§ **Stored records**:
=======

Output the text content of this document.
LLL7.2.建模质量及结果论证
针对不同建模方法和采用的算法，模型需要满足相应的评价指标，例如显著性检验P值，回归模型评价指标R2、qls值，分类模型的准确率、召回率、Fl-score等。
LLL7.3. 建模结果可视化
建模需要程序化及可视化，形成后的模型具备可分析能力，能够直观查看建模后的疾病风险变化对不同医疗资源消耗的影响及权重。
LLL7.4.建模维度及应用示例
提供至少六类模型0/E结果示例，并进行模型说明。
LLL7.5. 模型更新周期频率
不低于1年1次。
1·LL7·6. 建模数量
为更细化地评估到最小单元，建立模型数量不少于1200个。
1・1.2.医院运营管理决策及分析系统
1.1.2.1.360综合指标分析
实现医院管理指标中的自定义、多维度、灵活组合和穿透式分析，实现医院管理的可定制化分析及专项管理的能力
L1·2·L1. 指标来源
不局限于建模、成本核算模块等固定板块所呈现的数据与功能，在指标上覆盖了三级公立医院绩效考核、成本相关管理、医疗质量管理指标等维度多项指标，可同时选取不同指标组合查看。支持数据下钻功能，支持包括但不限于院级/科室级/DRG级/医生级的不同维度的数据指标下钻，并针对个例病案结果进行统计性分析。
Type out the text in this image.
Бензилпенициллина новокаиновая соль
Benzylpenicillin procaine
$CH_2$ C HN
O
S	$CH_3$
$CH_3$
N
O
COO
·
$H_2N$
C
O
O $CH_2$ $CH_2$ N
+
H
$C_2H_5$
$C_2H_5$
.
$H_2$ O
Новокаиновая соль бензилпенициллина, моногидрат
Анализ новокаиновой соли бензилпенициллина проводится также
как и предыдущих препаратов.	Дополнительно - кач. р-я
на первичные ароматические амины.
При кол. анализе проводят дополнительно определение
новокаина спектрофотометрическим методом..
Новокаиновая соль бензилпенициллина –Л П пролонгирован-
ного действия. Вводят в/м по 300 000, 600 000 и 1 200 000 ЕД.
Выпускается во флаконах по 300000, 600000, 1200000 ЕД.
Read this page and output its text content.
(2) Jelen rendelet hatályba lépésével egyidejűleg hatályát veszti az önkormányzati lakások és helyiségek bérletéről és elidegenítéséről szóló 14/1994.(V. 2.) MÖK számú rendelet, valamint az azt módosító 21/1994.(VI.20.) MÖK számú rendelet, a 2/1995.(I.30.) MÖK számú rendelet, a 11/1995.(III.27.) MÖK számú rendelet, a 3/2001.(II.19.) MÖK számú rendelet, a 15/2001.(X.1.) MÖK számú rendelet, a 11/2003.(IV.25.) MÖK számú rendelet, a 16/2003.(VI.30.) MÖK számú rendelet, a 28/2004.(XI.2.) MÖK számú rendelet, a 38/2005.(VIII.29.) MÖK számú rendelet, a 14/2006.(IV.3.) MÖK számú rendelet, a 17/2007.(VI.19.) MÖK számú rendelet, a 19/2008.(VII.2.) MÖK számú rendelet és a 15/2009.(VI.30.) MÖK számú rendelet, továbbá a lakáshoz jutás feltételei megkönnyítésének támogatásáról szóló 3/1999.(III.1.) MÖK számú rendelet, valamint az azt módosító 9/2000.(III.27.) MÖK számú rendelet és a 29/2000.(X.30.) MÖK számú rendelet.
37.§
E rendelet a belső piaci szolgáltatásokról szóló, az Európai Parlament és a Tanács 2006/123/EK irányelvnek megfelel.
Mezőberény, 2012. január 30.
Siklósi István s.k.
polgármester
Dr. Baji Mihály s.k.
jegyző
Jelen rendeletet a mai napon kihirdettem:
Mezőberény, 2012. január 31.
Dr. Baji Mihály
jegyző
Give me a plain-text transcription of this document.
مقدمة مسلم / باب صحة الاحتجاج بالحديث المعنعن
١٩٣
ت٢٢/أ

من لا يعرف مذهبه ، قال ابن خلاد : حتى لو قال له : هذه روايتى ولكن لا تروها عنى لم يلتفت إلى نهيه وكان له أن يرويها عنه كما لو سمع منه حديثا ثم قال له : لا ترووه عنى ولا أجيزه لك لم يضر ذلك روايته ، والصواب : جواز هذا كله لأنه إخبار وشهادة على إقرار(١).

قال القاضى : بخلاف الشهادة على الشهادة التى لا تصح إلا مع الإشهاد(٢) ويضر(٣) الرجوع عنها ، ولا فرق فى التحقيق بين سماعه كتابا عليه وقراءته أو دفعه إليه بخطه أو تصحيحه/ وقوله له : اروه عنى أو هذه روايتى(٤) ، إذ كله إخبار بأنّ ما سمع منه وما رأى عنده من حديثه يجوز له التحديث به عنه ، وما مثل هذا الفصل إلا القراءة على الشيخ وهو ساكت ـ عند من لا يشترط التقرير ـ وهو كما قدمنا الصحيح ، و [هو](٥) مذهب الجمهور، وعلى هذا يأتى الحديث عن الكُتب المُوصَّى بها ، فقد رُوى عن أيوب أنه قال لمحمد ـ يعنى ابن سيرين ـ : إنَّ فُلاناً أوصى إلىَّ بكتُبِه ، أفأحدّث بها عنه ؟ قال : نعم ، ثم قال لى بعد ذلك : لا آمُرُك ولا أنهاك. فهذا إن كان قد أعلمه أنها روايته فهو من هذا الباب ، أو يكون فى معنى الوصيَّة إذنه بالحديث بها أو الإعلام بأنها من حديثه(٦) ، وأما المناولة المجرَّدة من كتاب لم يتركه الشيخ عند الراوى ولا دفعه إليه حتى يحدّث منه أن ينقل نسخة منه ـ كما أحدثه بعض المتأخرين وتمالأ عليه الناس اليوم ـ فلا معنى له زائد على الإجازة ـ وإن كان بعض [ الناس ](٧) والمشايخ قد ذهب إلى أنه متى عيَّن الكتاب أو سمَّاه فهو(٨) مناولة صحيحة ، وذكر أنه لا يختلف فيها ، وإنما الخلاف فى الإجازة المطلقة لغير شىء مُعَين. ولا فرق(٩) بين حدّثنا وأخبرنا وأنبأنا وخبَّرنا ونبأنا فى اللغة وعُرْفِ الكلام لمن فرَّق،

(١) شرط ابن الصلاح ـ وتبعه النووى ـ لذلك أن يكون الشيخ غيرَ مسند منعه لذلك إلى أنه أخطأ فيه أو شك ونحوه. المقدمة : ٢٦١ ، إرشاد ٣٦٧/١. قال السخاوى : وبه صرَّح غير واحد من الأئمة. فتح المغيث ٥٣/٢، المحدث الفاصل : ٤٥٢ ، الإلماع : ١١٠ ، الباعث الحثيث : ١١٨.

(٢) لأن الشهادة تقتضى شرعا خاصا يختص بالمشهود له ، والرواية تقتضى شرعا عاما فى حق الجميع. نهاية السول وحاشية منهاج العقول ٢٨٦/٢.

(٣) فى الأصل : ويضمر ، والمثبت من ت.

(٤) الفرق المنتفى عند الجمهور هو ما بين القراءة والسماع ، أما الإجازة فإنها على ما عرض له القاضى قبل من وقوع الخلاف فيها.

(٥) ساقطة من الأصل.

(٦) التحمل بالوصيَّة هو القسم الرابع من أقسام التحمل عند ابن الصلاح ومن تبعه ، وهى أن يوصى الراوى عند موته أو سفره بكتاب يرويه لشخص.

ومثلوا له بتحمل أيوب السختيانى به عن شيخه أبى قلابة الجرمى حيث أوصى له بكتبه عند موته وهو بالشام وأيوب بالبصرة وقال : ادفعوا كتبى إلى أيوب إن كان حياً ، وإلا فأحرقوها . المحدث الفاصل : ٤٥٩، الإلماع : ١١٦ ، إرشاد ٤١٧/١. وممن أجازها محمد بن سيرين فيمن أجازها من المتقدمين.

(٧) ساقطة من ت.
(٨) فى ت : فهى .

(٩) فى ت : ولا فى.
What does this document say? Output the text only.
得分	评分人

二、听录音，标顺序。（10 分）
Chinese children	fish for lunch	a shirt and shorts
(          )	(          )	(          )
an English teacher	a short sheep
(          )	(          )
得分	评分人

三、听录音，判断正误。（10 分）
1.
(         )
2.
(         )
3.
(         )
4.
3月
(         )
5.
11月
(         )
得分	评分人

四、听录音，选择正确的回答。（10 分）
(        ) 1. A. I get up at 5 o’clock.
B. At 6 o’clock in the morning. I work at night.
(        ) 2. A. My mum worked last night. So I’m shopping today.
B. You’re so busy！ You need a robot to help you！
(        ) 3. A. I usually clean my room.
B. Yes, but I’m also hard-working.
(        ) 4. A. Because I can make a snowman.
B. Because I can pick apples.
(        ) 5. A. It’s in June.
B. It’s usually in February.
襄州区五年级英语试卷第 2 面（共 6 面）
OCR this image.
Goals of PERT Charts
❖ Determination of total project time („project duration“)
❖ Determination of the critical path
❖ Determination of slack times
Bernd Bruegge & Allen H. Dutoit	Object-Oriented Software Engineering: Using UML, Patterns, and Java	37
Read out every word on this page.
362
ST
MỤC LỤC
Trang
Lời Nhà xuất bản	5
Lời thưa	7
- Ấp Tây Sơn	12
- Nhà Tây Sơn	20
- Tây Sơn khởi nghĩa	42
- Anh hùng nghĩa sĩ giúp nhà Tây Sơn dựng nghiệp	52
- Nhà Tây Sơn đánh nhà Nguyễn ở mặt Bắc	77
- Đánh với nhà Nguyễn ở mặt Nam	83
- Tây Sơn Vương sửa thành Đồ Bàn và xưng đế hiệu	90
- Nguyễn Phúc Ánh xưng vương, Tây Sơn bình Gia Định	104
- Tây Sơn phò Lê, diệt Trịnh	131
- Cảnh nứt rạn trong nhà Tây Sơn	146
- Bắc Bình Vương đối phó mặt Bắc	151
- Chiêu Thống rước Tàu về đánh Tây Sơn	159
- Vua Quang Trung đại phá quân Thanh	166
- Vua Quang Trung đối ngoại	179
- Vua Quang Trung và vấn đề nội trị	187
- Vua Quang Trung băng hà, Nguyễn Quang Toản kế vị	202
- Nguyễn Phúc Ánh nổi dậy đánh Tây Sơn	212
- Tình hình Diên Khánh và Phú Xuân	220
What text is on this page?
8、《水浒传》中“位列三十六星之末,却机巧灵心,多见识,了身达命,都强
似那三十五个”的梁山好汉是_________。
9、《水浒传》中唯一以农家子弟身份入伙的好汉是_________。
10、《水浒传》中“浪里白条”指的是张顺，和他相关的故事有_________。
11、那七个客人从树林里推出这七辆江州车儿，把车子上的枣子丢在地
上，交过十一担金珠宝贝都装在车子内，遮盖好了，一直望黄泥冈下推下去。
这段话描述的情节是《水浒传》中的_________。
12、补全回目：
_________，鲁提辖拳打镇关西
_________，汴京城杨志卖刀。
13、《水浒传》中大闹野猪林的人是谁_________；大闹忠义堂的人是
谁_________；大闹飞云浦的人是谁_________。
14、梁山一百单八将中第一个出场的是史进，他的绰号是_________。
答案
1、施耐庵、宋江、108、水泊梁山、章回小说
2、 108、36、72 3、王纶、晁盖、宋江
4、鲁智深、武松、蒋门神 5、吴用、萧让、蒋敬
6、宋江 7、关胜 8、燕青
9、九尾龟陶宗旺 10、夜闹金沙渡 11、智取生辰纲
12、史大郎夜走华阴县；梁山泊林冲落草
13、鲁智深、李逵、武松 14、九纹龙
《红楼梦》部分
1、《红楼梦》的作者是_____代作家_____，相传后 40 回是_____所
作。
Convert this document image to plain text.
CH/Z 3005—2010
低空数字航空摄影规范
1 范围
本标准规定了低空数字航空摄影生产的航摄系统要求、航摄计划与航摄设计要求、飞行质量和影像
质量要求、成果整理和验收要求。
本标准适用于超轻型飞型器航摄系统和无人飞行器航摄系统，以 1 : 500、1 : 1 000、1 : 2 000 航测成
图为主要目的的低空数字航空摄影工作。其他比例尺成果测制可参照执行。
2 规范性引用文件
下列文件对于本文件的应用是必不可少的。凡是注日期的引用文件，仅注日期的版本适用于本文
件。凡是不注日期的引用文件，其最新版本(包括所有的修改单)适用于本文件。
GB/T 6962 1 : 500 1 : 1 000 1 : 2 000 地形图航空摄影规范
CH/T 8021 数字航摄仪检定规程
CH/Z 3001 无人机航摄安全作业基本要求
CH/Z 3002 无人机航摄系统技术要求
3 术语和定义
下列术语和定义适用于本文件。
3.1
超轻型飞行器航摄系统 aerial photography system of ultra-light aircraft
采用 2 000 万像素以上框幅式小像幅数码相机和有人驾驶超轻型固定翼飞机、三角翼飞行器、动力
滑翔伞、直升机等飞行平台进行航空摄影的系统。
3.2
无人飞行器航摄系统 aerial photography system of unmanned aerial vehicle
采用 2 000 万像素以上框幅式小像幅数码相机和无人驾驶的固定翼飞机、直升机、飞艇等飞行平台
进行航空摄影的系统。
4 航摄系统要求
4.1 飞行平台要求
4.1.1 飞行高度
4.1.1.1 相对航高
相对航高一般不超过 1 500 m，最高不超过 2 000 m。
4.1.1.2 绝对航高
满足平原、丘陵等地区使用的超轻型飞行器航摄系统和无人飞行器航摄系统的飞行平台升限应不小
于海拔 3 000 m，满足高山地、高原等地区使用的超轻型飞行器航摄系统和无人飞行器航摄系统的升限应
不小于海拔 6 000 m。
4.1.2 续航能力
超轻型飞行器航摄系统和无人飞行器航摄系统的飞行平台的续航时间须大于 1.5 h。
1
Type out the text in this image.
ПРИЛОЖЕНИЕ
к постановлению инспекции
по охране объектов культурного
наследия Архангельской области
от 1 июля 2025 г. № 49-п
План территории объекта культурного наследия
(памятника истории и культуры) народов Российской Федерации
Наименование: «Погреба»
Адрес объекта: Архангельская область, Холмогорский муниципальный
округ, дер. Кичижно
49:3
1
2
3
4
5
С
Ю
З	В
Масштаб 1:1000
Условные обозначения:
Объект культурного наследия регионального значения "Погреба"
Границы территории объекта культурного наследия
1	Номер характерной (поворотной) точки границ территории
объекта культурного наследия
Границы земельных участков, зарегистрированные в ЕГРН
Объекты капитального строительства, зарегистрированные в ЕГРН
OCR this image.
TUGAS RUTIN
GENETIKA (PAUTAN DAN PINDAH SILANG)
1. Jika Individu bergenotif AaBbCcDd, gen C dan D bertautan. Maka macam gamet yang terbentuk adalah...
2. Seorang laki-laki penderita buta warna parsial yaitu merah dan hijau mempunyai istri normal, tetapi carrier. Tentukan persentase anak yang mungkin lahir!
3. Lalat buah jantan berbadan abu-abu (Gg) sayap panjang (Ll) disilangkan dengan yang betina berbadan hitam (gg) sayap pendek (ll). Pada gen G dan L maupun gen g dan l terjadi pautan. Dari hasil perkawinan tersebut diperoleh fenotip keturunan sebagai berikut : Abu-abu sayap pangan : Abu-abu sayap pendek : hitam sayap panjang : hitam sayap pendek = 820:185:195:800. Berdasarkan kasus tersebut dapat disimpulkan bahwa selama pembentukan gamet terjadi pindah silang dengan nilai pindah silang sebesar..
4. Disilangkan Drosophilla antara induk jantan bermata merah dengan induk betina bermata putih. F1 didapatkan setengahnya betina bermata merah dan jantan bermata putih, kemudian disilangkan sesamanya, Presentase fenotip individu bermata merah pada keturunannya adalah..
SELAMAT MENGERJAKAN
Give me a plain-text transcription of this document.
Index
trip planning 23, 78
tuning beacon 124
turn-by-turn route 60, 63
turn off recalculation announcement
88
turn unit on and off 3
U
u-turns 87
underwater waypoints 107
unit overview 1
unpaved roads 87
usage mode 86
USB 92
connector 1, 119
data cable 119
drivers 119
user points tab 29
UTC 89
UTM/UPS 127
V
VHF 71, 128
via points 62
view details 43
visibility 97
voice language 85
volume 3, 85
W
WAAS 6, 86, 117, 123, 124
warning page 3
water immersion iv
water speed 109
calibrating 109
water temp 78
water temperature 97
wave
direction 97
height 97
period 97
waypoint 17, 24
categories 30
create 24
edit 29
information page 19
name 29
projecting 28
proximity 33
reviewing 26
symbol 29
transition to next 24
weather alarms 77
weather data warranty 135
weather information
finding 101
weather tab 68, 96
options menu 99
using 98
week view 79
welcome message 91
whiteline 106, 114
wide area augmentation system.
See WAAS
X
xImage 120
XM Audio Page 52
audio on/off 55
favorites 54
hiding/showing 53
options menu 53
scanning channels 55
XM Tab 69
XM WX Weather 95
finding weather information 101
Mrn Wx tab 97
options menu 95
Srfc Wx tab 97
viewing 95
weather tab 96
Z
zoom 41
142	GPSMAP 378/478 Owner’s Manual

=======

§ **REQUIREMENT**: From the listing, tally every line with the word "Because" in it and give only the tally.

§ **FINAL ANSWER**: 2